TO DO:
Your task is to give the listing below back word for word, pictures excluded.

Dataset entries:
##########
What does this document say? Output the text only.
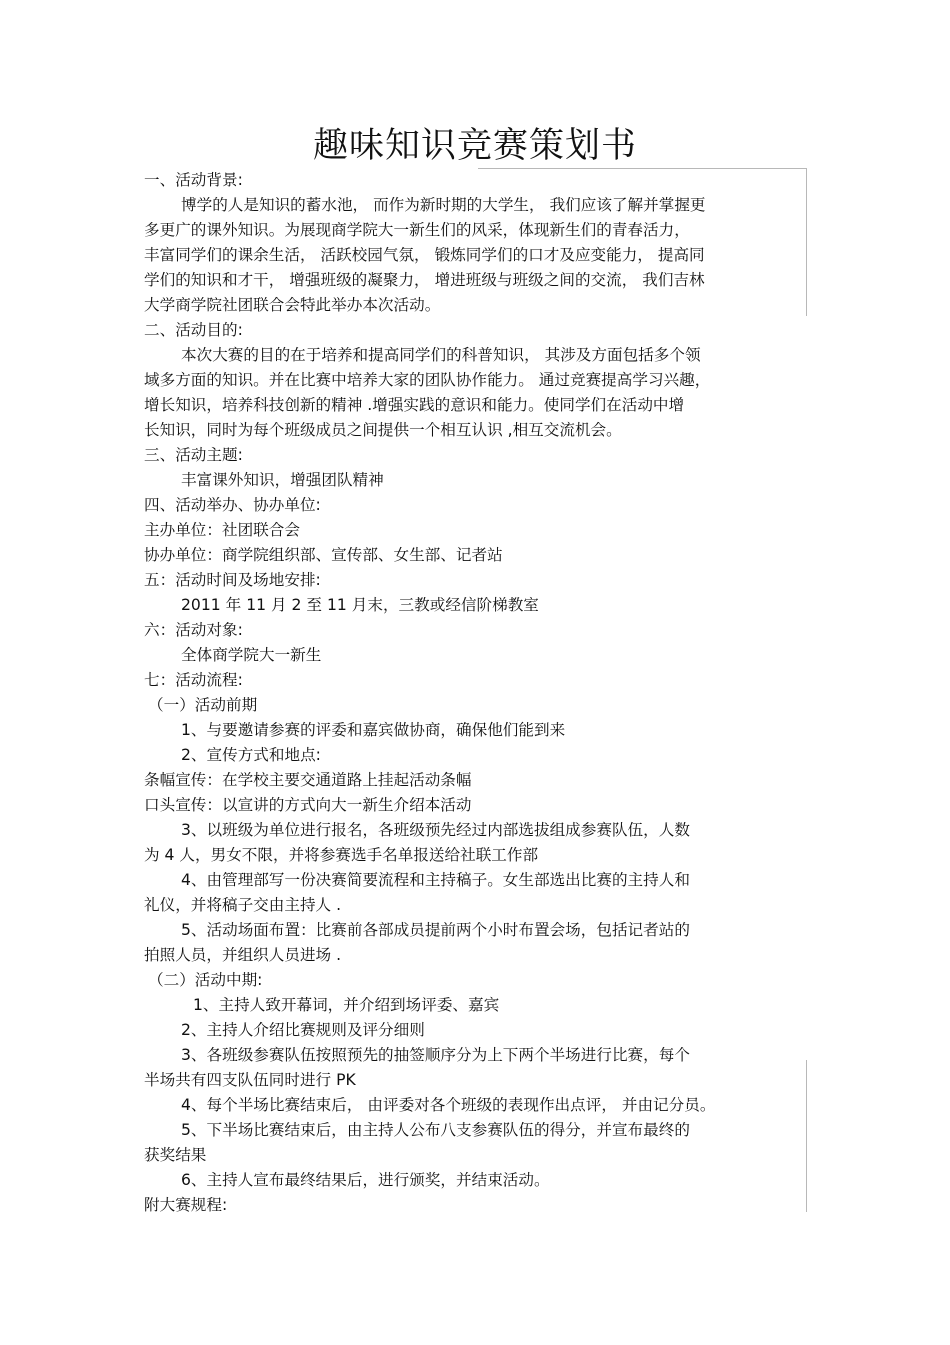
趣味知识竞赛策划书
一、活动背景:
博学的人是知识的蓄水池， 而作为新时期的大学生， 我们应该了解并掌握更
多更广的课外知识。为展现商学院大一新生们的风采，体现新生们的青春活力，
丰富同学们的课余生活， 活跃校园气氛， 锻炼同学们的口才及应变能力， 提高同
学们的知识和才干， 增强班级的凝聚力， 增进班级与班级之间的交流， 我们吉林
大学商学院社团联合会特此举办本次活动。
二、活动目的:
本次大赛的目的在于培养和提高同学们的科普知识， 其涉及方面包括多个领
域多方面的知识。并在比赛中培养大家的团队协作能力。 通过竞赛提高学习兴趣，
增长知识，培养科技创新的精神 .增强实践的意识和能力。使同学们在活动中增
长知识，同时为每个班级成员之间提供一个相互认识 ,相互交流机会。
三、活动主题:
丰富课外知识，增强团队精神
四、活动举办、协办单位:
主办单位：社团联合会
协办单位：商学院组织部、宣传部、女生部、记者站
五：活动时间及场地安排:
2011 年 11 月 2 至 11 月末，三教或经信阶梯教室
六：活动对象:
全体商学院大一新生
七：活动流程:
（一）活动前期
1、与要邀请参赛的评委和嘉宾做协商，确保他们能到来
2、宣传方式和地点:
条幅宣传：在学校主要交通道路上挂起活动条幅
口头宣传：以宣讲的方式向大一新生介绍本活动
3、以班级为单位进行报名，各班级预先经过内部选拔组成参赛队伍，人数
为 4 人，男女不限，并将参赛选手名单报送给社联工作部
4、由管理部写一份决赛简要流程和主持稿子。女生部选出比赛的主持人和
礼仪，并将稿子交由主持人 .
5、活动场面布置：比赛前各部成员提前两个小时布置会场，包括记者站的
拍照人员，并组织人员进场 .
（二）活动中期:
1、主持人致开幕词，并介绍到场评委、嘉宾
2、主持人介绍比赛规则及评分细则
3、各班级参赛队伍按照预先的抽签顺序分为上下两个半场进行比赛，每个
半场共有四支队伍同时进行 PK
4、每个半场比赛结束后， 由评委对各个班级的表现作出点评， 并由记分员。
5、下半场比赛结束后，由主持人公布八支参赛队伍的得分，并宣布最终的
获奖结果
6、主持人宣布最终结果后，进行颁奖，并结束活动。
附大赛规程:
##########
TASK RESULT:
What does this document say? Output the text only.
趣味知识竞赛策划书
一、活动背景:
博学的人是知识的蓄水池， 而作为新时期的大学生， 我们应该了解并掌握更
多更广的课外知识。为展现商学院大一新生们的风采，体现新生们的青春活力，
丰富同学们的课余生活， 活跃校园气氛， 锻炼同学们的口才及应变能力， 提高同
学们的知识和才干， 增强班级的凝聚力， 增进班级与班级之间的交流， 我们吉林
大学商学院社团联合会特此举办本次活动。
二、活动目的:
本次大赛的目的在于培养和提高同学们的科普知识， 其涉及方面包括多个领
域多方面的知识。并在比赛中培养大家的团队协作能力。 通过竞赛提高学习兴趣，
增长知识，培养科技创新的精神 .增强实践的意识和能力。使同学们在活动中增
长知识，同时为每个班级成员之间提供一个相互认识 ,相互交流机会。
三、活动主题:
丰富课外知识，增强团队精神
四、活动举办、协办单位:
主办单位：社团联合会
协办单位：商学院组织部、宣传部、女生部、记者站
五：活动时间及场地安排:
2011 年 11 月 2 至 11 月末，三教或经信阶梯教室
六：活动对象:
全体商学院大一新生
七：活动流程:
（一）活动前期
1、与要邀请参赛的评委和嘉宾做协商，确保他们能到来
2、宣传方式和地点:
条幅宣传：在学校主要交通道路上挂起活动条幅
口头宣传：以宣讲的方式向大一新生介绍本活动
3、以班级为单位进行报名，各班级预先经过内部选拔组成参赛队伍，人数
为 4 人，男女不限，并将参赛选手名单报送给社联工作部
4、由管理部写一份决赛简要流程和主持稿子。女生部选出比赛的主持人和
礼仪，并将稿子交由主持人 .
5、活动场面布置：比赛前各部成员提前两个小时布置会场，包括记者站的
拍照人员，并组织人员进场 .
（二）活动中期:
1、主持人致开幕词，并介绍到场评委、嘉宾
2、主持人介绍比赛规则及评分细则
3、各班级参赛队伍按照预先的抽签顺序分为上下两个半场进行比赛，每个
半场共有四支队伍同时进行 PK
4、每个半场比赛结束后， 由评委对各个班级的表现作出点评， 并由记分员。
5、下半场比赛结束后，由主持人公布八支参赛队伍的得分，并宣布最终的
获奖结果
6、主持人宣布最终结果后，进行颁奖，并结束活动。
附大赛规程:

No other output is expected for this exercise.